*Task requirements*
Extract each line of the records below that contains the word "false".

*Data lines*
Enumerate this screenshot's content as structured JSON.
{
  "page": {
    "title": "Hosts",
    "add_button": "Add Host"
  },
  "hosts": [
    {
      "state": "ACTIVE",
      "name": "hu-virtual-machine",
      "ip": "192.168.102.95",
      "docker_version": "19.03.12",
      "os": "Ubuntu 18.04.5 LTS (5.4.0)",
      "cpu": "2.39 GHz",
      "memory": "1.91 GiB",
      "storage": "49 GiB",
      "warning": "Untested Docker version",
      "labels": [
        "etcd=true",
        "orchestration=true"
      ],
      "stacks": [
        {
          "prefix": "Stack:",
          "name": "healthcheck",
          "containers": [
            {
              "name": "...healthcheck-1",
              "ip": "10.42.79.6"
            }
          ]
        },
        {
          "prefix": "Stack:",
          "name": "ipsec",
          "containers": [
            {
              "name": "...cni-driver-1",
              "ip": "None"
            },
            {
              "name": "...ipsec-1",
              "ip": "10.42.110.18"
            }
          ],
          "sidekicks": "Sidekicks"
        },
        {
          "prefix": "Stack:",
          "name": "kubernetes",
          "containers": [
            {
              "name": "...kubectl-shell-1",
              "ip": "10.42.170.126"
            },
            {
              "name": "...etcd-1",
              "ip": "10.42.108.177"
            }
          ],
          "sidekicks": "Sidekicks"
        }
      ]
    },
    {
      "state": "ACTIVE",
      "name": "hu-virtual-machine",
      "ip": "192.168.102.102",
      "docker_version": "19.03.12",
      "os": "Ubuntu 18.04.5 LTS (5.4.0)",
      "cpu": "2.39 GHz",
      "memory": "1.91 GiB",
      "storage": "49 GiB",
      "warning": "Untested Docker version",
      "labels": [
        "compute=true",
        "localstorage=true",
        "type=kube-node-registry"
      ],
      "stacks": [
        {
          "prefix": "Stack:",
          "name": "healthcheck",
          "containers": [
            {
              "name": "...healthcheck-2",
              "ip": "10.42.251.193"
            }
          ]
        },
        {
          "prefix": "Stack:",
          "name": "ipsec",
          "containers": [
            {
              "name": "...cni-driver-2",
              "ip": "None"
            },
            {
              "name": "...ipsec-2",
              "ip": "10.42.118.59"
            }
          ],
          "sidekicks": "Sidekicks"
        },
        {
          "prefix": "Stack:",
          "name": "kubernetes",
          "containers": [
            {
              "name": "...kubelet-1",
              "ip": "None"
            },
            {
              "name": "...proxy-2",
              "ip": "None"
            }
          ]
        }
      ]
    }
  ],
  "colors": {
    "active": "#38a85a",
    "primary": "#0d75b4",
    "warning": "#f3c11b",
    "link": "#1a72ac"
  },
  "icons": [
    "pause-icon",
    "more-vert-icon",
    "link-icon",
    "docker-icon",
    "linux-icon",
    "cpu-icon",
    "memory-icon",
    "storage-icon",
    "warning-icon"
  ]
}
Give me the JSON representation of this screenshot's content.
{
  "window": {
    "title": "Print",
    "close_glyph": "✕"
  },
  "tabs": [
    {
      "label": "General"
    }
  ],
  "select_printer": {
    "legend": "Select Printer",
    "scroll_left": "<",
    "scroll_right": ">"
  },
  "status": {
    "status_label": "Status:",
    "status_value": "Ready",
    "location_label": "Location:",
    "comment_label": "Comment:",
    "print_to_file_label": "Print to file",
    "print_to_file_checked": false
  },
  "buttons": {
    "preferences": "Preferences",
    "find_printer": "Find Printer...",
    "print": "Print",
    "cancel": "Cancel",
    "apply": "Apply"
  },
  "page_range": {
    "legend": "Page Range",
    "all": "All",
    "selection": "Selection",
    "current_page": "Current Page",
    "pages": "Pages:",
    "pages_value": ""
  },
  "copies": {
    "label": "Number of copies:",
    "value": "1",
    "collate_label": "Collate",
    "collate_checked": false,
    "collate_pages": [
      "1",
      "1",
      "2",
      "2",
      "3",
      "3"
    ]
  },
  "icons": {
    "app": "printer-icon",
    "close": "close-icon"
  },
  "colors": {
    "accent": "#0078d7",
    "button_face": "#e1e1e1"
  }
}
...
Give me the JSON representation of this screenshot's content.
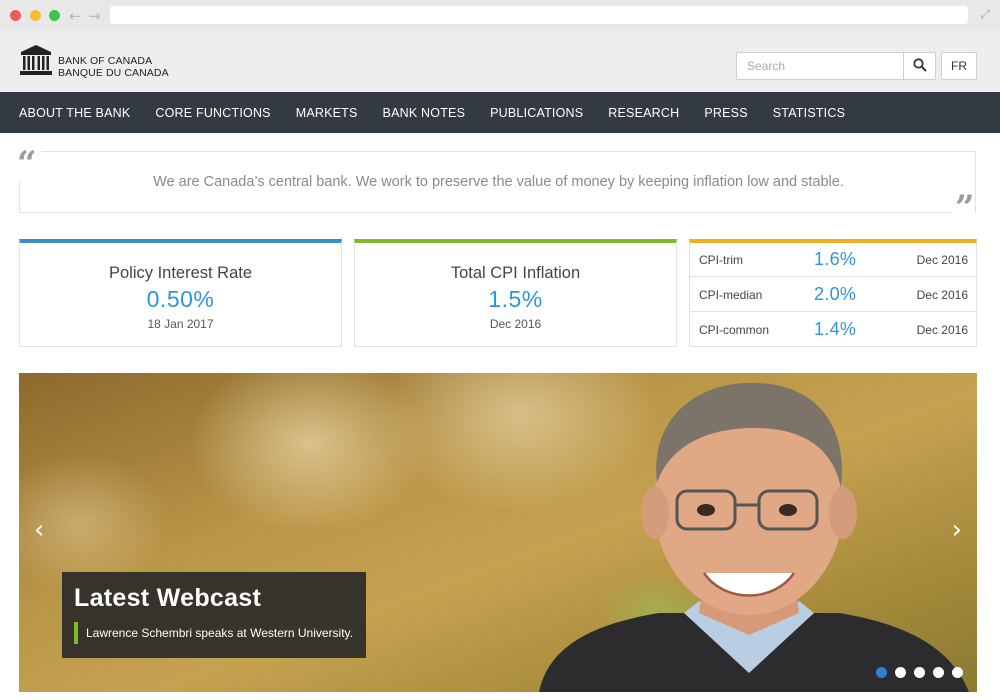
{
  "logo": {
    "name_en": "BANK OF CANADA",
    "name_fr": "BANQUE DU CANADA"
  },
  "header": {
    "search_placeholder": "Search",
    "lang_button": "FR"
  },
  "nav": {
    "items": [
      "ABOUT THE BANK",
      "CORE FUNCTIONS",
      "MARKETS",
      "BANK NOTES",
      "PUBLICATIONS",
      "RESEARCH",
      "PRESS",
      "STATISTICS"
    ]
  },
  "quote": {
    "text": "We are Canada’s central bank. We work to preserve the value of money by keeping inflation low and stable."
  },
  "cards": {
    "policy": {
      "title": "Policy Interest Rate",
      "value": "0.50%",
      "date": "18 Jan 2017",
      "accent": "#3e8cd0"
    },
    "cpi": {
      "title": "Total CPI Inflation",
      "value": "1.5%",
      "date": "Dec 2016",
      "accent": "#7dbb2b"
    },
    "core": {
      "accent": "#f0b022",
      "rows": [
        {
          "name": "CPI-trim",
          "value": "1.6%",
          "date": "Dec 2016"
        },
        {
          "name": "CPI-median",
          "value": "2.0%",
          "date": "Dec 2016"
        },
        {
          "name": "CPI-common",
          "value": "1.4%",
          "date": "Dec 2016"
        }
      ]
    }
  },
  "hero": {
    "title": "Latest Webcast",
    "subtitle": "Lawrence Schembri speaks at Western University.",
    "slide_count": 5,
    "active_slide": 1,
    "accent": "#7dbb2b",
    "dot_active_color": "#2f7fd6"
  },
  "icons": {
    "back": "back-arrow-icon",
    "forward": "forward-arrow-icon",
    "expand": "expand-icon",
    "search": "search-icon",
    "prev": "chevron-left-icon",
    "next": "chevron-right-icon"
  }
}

*Solution for this exercise*
    "print_to_file_checked": false
    "collate_checked": false,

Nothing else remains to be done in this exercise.